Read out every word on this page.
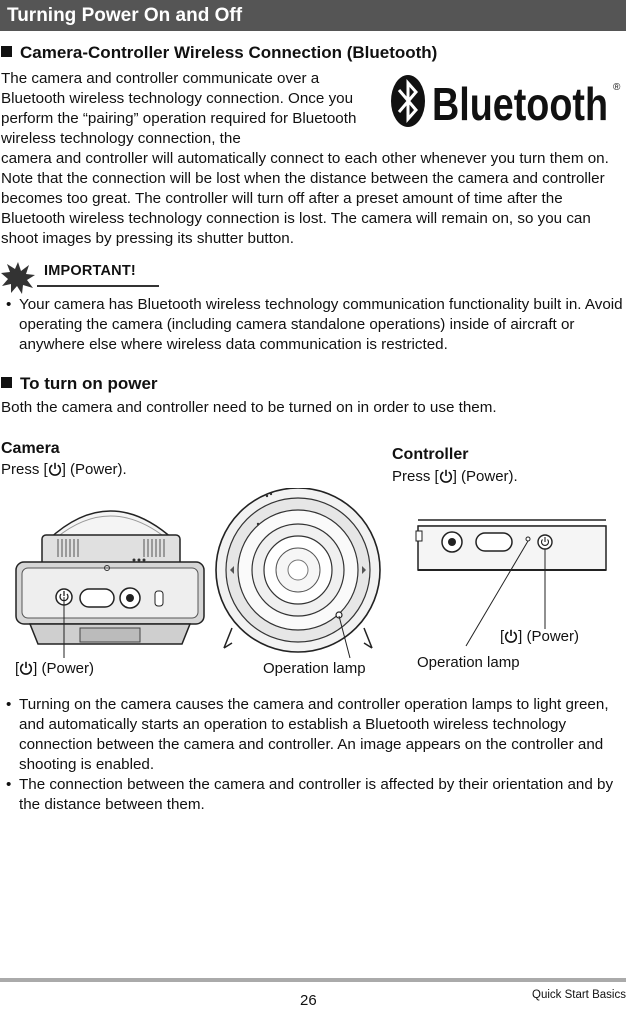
Turning Power On and Off
Camera-Controller Wireless Connection (Bluetooth)
The camera and controller communicate over a Bluetooth wireless technology connection. Once you perform the “pairing” operation required for Bluetooth wireless technology connection, the
Bluetooth ®
camera and controller will automatically connect to each other whenever you turn them on. Note that the connection will be lost when the distance between the camera and controller becomes too great. The controller will turn off after a preset amount of time after the Bluetooth wireless technology connection is lost. The camera will remain on, so you can shoot images by pressing its shutter button.
IMPORTANT!
• Your camera has Bluetooth wireless technology communication functionality built in. Avoid operating the camera (including camera standalone operations) inside of aircraft or anywhere else where wireless data communication is restricted.
To turn on power
Both the camera and controller need to be turned on in order to use them.
Camera
Press [ ] (Power).
Controller
Press [ ] (Power).
[ ] (Power)	Operation lamp
[ ] (Power)
Operation lamp
• Turning on the camera causes the camera and controller operation lamps to light green, and automatically starts an operation to establish a Bluetooth wireless technology connection between the camera and controller. An image appears on the controller and shooting is enabled.
• The connection between the camera and controller is affected by their orientation and by the distance between them.
26	Quick Start Basics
● ● ●
THE PROBLEM:
Reproduce every entry exactly, but omit each picture.

SOLUTION FOR THIS PROBLEM:
Read out every word on this page.
Turning Power On and Off
Camera-Controller Wireless Connection (Bluetooth)
The camera and controller communicate over a Bluetooth wireless technology connection. Once you perform the “pairing” operation required for Bluetooth wireless technology connection, the
Bluetooth ®
camera and controller will automatically connect to each other whenever you turn them on. Note that the connection will be lost when the distance between the camera and controller becomes too great. The controller will turn off after a preset amount of time after the Bluetooth wireless technology connection is lost. The camera will remain on, so you can shoot images by pressing its shutter button.
IMPORTANT!
• Your camera has Bluetooth wireless technology communication functionality built in. Avoid operating the camera (including camera standalone operations) inside of aircraft or anywhere else where wireless data communication is restricted.
To turn on power
Both the camera and controller need to be turned on in order to use them.
Camera
Press [ ] (Power).
Controller
Press [ ] (Power).
[ ] (Power)	Operation lamp
[ ] (Power)
Operation lamp
• Turning on the camera causes the camera and controller operation lamps to light green, and automatically starts an operation to establish a Bluetooth wireless technology connection between the camera and controller. An image appears on the controller and shooting is enabled.
• The connection between the camera and controller is affected by their orientation and by the distance between them.
26	Quick Start Basics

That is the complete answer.